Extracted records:

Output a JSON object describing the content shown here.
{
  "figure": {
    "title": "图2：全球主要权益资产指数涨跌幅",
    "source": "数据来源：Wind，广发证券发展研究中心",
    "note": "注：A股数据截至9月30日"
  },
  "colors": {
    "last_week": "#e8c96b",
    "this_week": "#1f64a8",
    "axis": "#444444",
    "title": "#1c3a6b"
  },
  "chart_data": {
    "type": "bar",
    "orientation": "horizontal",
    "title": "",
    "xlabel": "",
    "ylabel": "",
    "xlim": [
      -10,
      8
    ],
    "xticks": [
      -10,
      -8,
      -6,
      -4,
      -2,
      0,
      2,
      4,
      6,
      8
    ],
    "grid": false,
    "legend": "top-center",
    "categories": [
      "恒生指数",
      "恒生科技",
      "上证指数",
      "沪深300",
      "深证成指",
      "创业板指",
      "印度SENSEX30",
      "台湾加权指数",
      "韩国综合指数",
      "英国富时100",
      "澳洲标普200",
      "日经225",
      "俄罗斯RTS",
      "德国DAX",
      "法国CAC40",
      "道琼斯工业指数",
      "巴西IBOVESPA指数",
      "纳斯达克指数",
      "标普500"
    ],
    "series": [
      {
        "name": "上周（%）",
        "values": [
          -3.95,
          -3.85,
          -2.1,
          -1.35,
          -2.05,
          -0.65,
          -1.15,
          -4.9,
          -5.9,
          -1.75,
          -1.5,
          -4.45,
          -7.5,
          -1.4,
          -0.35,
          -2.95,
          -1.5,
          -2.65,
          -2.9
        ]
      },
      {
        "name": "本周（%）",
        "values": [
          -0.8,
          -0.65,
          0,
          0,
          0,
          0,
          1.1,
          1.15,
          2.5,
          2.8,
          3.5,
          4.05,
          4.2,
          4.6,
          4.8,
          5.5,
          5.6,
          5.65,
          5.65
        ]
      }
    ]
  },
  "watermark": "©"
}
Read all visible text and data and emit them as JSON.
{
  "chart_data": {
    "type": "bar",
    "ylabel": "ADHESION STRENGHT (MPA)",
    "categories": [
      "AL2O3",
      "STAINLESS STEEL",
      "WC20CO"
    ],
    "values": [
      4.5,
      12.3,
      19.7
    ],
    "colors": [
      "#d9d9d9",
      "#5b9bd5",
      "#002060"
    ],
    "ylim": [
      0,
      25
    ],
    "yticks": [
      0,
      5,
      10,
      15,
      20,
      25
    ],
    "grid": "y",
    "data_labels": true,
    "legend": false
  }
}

==

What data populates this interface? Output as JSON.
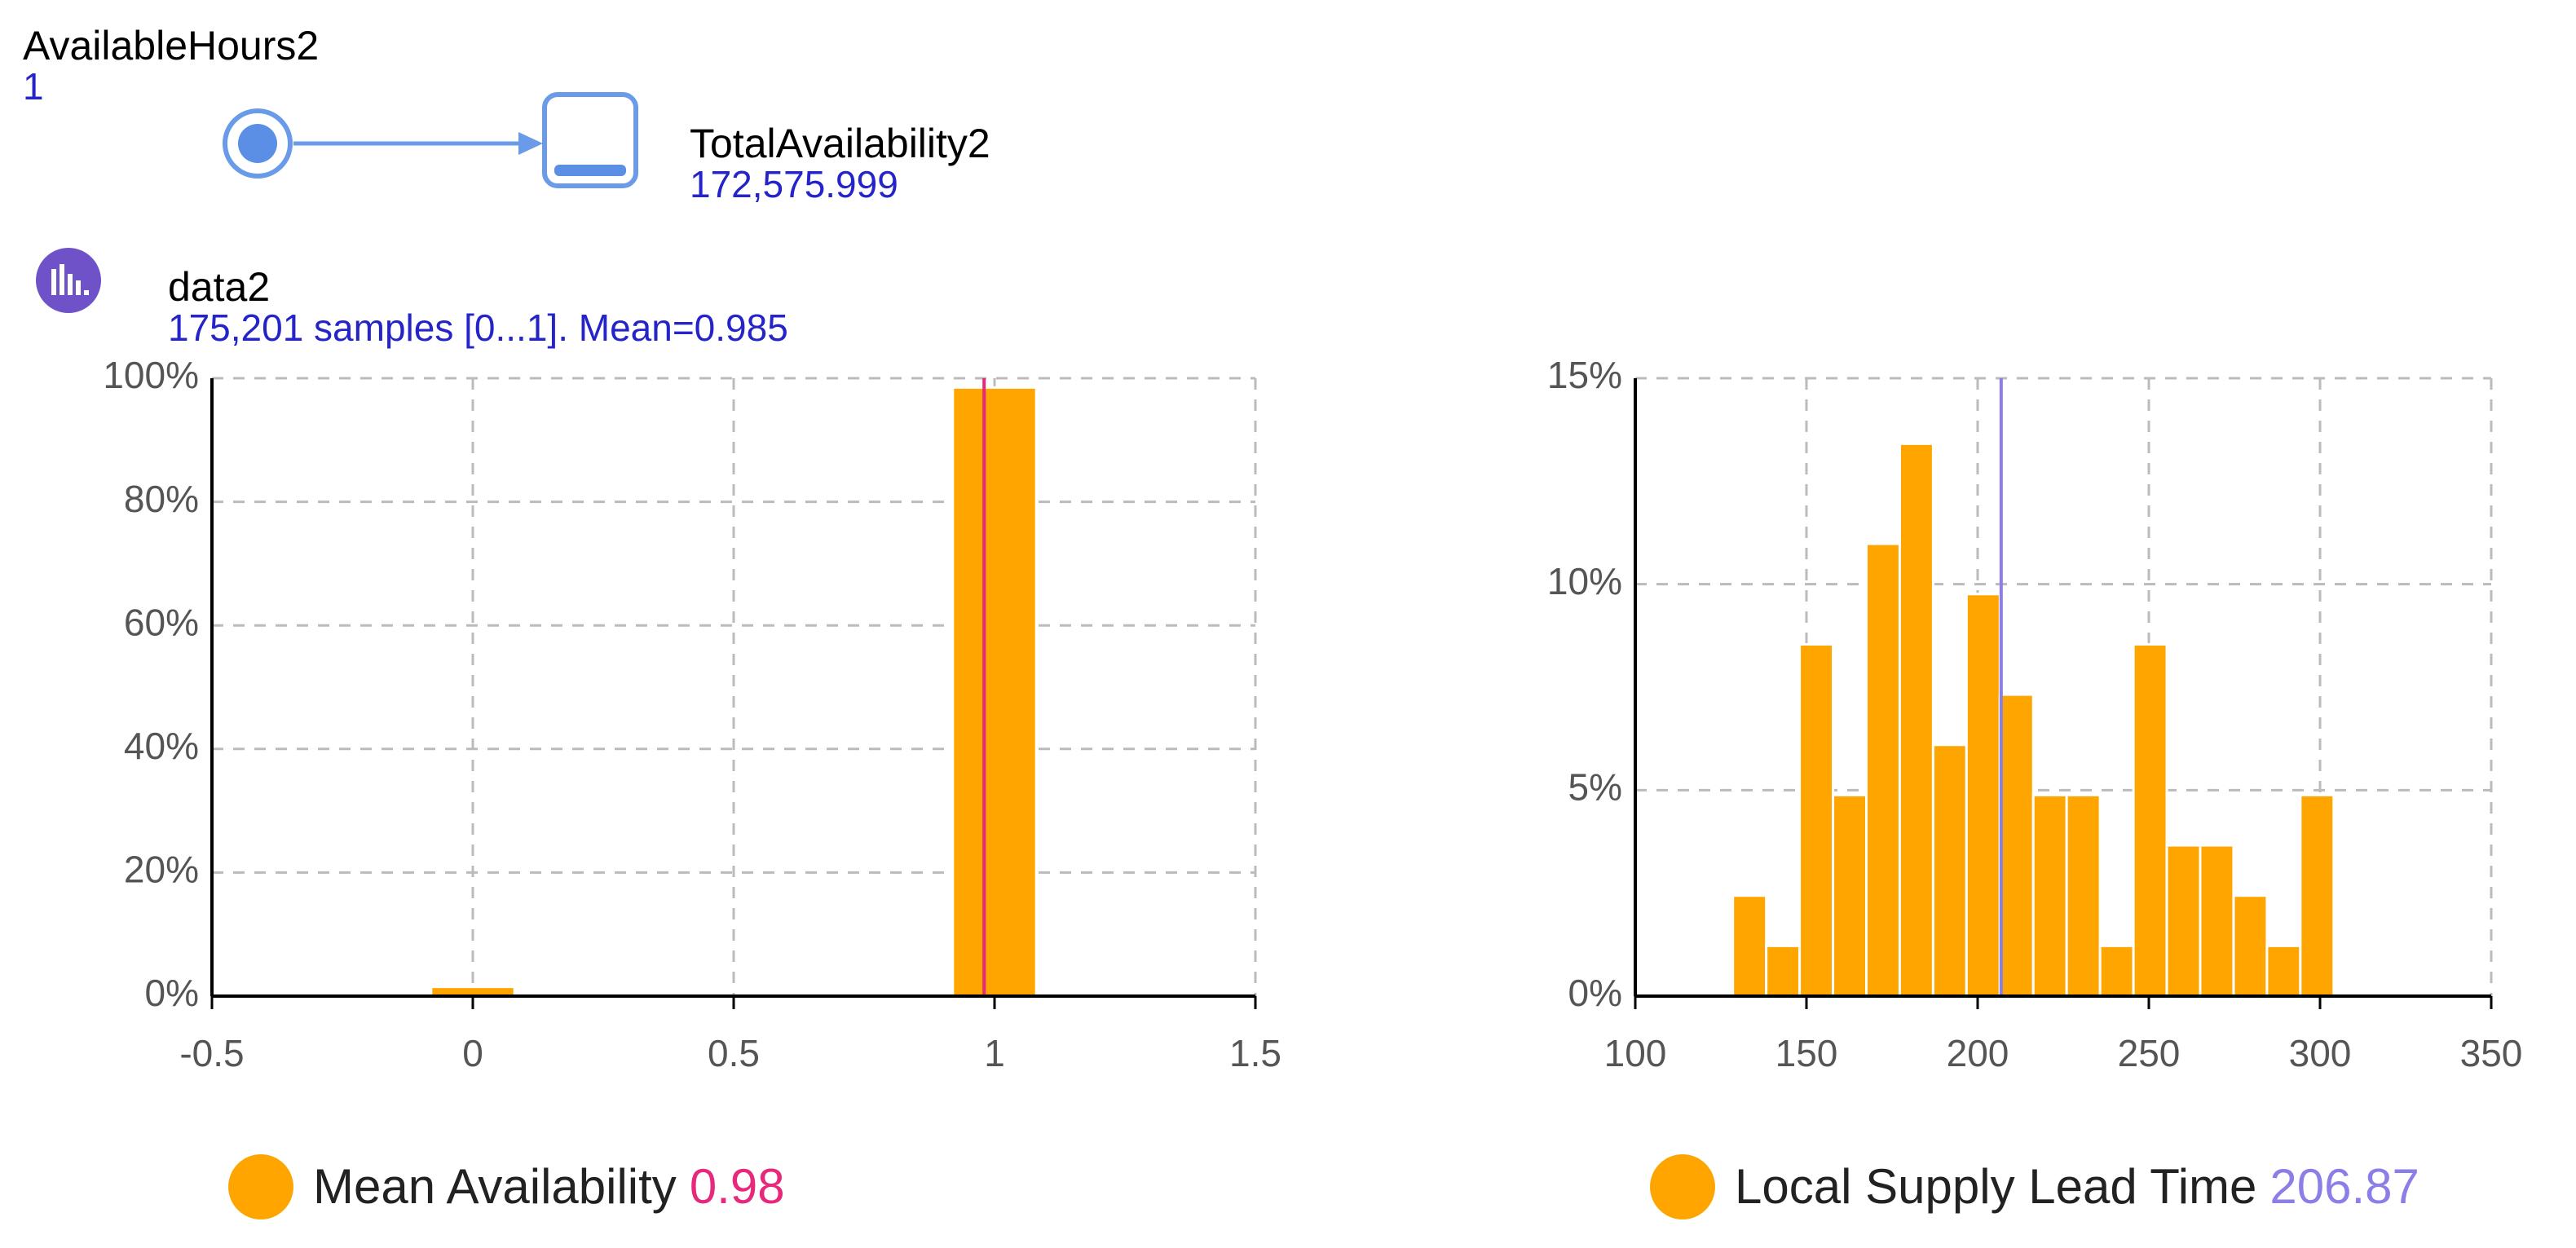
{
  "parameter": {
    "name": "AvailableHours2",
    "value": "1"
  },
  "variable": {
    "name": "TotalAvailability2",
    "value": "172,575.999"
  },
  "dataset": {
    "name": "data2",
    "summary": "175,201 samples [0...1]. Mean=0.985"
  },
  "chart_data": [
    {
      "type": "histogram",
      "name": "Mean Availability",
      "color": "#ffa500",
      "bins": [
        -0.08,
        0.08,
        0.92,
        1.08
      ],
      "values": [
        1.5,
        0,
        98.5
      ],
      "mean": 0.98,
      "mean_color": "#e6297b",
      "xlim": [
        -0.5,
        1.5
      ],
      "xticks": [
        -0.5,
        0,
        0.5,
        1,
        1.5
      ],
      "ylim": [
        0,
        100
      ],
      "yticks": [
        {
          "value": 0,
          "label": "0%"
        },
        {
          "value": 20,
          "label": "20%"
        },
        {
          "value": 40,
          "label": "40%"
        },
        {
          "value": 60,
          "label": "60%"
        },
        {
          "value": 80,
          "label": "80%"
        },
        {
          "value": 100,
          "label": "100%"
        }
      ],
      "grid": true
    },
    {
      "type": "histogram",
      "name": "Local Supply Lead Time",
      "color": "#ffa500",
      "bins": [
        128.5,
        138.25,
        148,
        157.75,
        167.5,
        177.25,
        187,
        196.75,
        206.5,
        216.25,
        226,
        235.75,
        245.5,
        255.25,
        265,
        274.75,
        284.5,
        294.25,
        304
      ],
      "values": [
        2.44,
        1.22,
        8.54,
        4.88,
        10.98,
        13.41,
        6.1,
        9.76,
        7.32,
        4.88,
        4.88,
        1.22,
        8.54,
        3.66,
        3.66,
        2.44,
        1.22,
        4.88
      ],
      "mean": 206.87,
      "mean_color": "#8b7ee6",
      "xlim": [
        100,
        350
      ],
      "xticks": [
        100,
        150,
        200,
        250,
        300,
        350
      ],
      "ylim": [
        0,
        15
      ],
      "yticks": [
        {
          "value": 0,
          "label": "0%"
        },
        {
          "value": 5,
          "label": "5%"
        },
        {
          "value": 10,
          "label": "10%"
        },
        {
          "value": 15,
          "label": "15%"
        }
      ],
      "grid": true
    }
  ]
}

Exercise: Look above for every line with the word "ylabel" and copy it.

Exercise result:
    "ylabel": "",
    "ylabel": "ADHESION STRENGHT (MPA)",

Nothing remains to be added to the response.